All of the entries must be reproduced exactly, with no images carried over.

DATA FOR THIS EXERCISE:
........

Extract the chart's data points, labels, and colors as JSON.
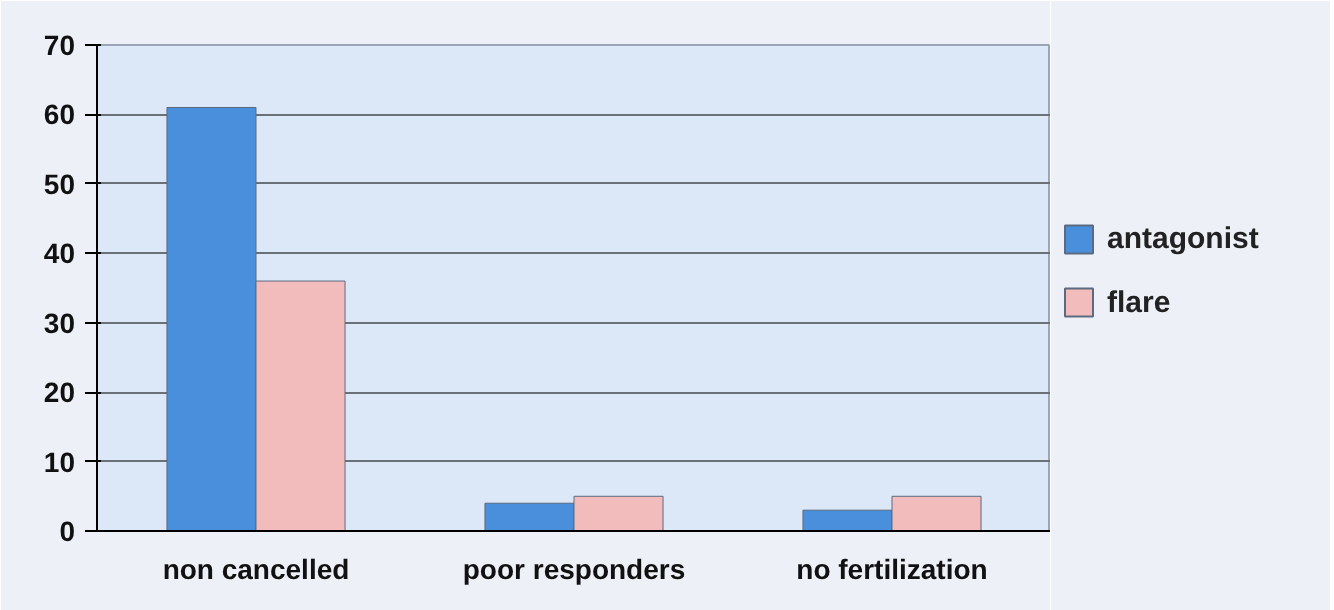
{
  "chart_data": {
    "type": "bar",
    "categories": [
      "non cancelled",
      "poor responders",
      "no fertilization"
    ],
    "series": [
      {
        "name": "antagonist",
        "color": "#4a8fdc",
        "values": [
          61,
          4,
          3
        ]
      },
      {
        "name": "flare",
        "color": "#f2bcbc",
        "values": [
          36,
          5,
          5
        ]
      }
    ],
    "ylim": [
      0,
      70
    ],
    "yticks": [
      0,
      10,
      20,
      30,
      40,
      50,
      60,
      70
    ],
    "grid": "y",
    "legend": "right"
  }
}
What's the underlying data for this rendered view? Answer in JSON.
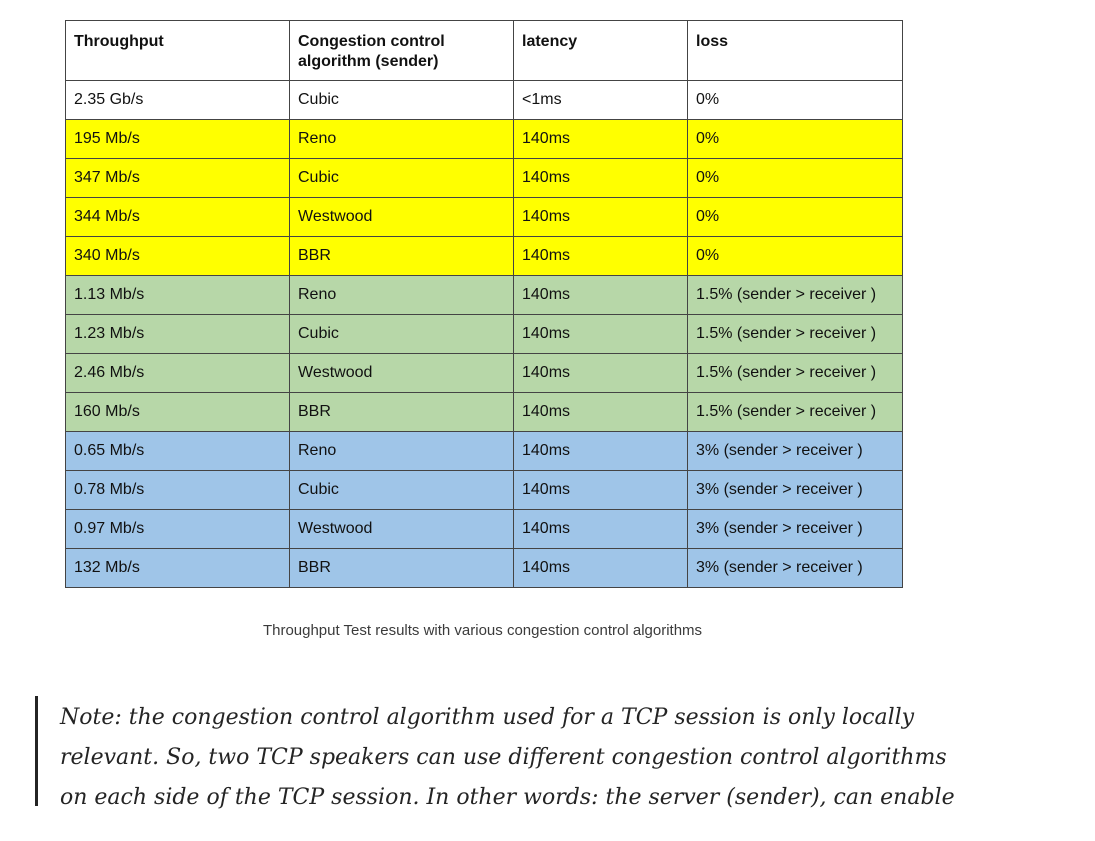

........

EXPECTED ANSWER:
Extract the chart's data points, labels, and colors as JSON.
{
  "chart_data": {
    "type": "bar",
    "categories": [
      "non cancelled",
      "poor responders",
      "no fertilization"
    ],
    "series": [
      {
        "name": "antagonist",
        "color": "#4a8fdc",
        "values": [
          61,
          4,
          3
        ]
      },
      {
        "name": "flare",
        "color": "#f2bcbc",
        "values": [
          36,
          5,
          5
        ]
      }
    ],
    "ylim": [
      0,
      70
    ],
    "yticks": [
      0,
      10,
      20,
      30,
      40,
      50,
      60,
      70
    ],
    "grid": "y",
    "legend": "right"
  }
}
What's the underlying data for this rendered view? Answer in JSON.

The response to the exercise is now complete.